Data items —
⟨
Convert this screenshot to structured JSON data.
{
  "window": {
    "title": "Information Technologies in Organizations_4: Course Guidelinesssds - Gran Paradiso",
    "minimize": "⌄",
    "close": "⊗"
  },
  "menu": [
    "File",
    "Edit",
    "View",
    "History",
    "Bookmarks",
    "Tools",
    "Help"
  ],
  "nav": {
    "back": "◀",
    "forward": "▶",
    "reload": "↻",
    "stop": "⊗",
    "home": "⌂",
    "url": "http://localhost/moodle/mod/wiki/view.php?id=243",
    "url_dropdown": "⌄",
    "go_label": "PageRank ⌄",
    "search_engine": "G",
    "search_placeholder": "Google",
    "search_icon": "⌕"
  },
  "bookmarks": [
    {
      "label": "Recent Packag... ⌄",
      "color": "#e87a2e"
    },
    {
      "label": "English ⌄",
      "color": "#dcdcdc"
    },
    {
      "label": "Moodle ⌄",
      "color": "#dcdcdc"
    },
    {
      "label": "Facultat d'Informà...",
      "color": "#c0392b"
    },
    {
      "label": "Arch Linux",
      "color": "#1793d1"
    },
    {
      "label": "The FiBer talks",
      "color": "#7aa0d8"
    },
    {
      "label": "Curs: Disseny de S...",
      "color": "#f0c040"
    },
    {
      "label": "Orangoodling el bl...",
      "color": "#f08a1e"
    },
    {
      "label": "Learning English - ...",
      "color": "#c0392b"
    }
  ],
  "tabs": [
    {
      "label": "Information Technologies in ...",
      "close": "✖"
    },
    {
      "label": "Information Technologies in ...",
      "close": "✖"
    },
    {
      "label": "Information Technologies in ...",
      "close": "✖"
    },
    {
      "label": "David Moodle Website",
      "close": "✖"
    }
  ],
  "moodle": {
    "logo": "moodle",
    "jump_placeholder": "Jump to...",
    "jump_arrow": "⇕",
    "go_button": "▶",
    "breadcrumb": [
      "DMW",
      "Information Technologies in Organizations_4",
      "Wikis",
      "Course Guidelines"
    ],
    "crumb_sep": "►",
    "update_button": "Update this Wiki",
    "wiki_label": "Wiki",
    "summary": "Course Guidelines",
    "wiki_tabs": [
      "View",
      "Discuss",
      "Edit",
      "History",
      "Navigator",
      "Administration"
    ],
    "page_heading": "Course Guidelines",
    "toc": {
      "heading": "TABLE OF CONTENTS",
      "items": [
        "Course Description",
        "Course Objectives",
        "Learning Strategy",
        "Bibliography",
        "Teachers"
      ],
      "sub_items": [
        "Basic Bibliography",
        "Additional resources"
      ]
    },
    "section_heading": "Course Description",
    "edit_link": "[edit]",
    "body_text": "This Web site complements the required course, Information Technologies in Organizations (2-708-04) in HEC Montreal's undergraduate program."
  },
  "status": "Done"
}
⟩
Exercise objective —
Gather each line from the listing above that holds "color".

Result —
      "color": "#e87a2e"
      "color": "#dcdcdc"
      "color": "#dcdcdc"
      "color": "#c0392b"
      "color": "#1793d1"
      "color": "#7aa0d8"
      "color": "#f0c040"
      "color": "#f08a1e"
      "color": "#c0392b"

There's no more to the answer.